[A block of data]

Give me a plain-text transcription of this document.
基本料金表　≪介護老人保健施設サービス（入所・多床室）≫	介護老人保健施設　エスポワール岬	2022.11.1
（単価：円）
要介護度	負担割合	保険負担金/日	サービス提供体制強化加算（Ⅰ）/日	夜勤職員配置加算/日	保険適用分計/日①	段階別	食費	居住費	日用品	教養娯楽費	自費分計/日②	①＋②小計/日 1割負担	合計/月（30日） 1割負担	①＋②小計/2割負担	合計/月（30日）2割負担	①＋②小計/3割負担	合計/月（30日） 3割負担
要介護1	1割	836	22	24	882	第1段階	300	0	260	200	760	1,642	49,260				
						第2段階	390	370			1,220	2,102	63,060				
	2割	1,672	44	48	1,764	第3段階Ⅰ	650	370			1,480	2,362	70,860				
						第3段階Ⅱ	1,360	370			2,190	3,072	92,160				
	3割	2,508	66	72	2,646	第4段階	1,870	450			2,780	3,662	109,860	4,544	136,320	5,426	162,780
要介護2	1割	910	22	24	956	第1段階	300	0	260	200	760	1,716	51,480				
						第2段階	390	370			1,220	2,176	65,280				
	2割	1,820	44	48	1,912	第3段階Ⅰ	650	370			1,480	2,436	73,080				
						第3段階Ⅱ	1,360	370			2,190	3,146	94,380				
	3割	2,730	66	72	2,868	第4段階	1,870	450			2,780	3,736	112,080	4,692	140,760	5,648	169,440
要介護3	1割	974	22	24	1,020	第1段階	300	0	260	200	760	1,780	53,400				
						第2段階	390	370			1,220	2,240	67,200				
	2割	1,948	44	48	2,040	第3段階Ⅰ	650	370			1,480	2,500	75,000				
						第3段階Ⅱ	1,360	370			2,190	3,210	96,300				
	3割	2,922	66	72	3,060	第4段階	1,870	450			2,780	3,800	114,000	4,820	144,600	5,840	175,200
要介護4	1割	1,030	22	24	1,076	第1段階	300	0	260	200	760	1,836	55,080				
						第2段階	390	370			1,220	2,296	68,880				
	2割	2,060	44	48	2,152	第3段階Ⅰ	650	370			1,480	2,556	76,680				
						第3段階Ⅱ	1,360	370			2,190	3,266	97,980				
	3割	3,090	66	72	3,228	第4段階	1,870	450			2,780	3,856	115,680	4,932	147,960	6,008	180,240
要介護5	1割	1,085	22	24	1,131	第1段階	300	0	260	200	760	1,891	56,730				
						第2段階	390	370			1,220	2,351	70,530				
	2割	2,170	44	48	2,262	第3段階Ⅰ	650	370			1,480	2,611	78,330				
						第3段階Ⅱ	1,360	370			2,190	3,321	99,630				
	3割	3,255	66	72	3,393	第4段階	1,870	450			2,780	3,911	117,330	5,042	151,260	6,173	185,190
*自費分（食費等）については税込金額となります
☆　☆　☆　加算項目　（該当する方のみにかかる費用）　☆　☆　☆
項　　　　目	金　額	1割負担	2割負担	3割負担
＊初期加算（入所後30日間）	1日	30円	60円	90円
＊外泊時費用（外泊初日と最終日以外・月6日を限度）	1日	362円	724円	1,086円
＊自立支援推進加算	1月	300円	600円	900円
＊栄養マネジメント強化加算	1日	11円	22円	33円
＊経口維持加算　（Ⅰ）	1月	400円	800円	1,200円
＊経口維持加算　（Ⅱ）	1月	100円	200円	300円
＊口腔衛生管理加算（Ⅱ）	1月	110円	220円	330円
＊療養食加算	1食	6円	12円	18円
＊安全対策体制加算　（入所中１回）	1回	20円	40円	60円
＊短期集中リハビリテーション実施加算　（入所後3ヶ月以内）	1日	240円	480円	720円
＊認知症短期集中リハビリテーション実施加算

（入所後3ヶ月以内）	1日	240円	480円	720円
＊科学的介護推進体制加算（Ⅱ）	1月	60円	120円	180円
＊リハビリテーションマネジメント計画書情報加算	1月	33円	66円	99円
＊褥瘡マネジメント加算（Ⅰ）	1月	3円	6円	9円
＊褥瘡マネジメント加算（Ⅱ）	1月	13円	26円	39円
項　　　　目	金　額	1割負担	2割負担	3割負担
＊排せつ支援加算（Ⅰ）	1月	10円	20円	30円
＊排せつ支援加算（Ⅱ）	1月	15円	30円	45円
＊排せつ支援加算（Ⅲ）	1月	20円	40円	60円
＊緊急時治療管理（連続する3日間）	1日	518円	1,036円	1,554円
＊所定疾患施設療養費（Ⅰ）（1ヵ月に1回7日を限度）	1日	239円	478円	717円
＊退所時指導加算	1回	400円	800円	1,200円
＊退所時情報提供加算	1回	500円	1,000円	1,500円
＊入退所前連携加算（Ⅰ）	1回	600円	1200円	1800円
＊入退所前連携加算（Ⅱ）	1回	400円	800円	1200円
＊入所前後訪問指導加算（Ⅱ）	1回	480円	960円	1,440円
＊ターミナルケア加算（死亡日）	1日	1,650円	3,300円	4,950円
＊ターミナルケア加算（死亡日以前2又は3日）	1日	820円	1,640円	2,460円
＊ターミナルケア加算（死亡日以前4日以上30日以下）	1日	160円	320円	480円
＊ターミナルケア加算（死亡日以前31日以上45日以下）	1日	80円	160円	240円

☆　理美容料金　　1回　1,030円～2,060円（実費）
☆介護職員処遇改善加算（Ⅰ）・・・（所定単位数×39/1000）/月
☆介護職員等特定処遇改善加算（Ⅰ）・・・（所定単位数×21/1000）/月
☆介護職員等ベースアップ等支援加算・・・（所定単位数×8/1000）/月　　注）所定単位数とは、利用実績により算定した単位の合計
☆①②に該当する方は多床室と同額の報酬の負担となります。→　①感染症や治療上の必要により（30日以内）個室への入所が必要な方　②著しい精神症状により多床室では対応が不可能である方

- [EXERCISE REQUIREMENTS]:
Say how many lines of the data include the word "入退所前連携加算". Nothing other than the number should be given.

- [EXPECTED ANSWER]:
2